• [AIM]:
Can you reproduce, character for character, the lines of the items below, starting at the line that contains "Detect and localize" and stopping after the line that contains "legend-label-linearUpwind: linearUpwind [564, 170, 647, 186]"? Give those lines alone.

>>>>>

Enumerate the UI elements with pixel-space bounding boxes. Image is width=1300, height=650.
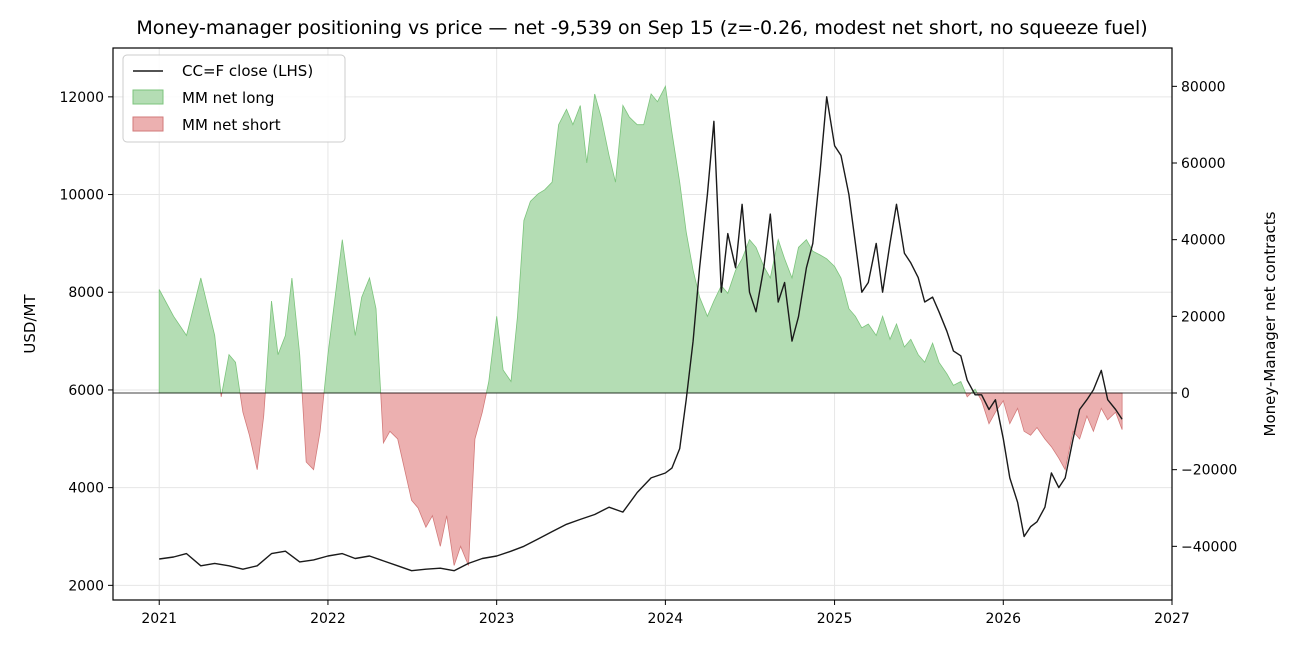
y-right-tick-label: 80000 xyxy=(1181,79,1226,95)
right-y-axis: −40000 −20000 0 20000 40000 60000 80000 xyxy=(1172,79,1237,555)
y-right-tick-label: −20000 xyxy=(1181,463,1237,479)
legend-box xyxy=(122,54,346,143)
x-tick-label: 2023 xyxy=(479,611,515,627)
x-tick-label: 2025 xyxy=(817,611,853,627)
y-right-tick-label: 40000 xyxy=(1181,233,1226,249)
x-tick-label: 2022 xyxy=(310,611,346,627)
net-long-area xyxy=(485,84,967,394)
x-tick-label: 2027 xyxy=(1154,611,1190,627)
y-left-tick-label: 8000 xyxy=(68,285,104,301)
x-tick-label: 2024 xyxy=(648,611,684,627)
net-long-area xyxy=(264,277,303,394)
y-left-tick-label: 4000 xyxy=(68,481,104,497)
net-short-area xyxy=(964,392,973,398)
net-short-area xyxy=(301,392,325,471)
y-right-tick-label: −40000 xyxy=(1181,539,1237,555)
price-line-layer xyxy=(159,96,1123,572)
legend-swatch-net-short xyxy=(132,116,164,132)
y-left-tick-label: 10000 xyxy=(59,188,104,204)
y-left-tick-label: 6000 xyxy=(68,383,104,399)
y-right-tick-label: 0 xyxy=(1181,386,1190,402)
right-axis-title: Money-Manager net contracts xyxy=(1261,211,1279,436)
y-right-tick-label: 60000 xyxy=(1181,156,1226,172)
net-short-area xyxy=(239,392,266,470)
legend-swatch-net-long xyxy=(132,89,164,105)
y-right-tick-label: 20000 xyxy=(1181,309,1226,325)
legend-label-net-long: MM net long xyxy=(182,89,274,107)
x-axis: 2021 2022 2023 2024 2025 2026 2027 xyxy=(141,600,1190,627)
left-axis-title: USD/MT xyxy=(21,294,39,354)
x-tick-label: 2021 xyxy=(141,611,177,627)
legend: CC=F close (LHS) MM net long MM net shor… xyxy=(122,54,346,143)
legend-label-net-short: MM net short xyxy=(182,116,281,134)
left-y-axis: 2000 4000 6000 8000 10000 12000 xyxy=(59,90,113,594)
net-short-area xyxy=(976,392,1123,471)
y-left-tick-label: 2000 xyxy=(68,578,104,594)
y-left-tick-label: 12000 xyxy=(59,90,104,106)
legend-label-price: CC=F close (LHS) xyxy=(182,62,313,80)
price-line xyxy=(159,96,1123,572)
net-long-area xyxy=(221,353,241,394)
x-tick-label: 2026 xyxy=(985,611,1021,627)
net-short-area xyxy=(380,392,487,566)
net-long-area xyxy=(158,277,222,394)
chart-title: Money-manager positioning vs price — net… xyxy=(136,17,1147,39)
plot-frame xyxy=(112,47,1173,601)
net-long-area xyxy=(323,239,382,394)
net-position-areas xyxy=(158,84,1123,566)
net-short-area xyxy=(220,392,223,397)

<<<<<
>>>>>

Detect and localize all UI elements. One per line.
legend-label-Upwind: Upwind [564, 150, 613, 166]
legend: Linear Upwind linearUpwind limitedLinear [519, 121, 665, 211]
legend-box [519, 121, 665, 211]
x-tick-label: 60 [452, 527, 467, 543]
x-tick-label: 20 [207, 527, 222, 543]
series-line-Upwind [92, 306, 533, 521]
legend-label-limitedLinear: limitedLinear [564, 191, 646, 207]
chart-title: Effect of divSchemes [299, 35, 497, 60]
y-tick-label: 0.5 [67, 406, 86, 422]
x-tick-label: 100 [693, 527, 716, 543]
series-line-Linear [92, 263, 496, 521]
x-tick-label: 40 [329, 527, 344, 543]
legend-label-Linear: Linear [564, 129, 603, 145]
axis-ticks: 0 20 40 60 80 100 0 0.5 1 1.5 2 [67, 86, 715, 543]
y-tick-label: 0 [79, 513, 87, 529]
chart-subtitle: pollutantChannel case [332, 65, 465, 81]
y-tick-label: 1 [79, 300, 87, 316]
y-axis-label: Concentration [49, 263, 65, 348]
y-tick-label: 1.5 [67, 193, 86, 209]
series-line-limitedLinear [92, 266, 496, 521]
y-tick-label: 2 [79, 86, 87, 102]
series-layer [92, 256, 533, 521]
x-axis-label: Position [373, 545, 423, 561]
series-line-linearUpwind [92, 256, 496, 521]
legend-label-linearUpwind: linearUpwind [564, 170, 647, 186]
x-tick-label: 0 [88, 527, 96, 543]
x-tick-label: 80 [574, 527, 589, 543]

<<<<<

• [TASK RESULT]:
Detect and localize all UI elements. One per line.
legend-label-Upwind: Upwind [564, 150, 613, 166]
legend: Linear Upwind linearUpwind limitedLinear [519, 121, 665, 211]
legend-box [519, 121, 665, 211]
x-tick-label: 60 [452, 527, 467, 543]
x-tick-label: 20 [207, 527, 222, 543]
series-line-Upwind [92, 306, 533, 521]
legend-label-limitedLinear: limitedLinear [564, 191, 646, 207]
chart-title: Effect of divSchemes [299, 35, 497, 60]
y-tick-label: 0.5 [67, 406, 86, 422]
x-tick-label: 100 [693, 527, 716, 543]
series-line-Linear [92, 263, 496, 521]
x-tick-label: 40 [329, 527, 344, 543]
legend-label-Linear: Linear [564, 129, 603, 145]
axis-ticks: 0 20 40 60 80 100 0 0.5 1 1.5 2 [67, 86, 715, 543]
y-tick-label: 0 [79, 513, 87, 529]
chart-subtitle: pollutantChannel case [332, 65, 465, 81]
y-tick-label: 1 [79, 300, 87, 316]
y-axis-label: Concentration [49, 263, 65, 348]
y-tick-label: 1.5 [67, 193, 86, 209]
series-line-limitedLinear [92, 266, 496, 521]
y-tick-label: 2 [79, 86, 87, 102]
series-layer [92, 256, 533, 521]
x-axis-label: Position [373, 545, 423, 561]
series-line-linearUpwind [92, 256, 496, 521]
legend-label-linearUpwind: linearUpwind [564, 170, 647, 186]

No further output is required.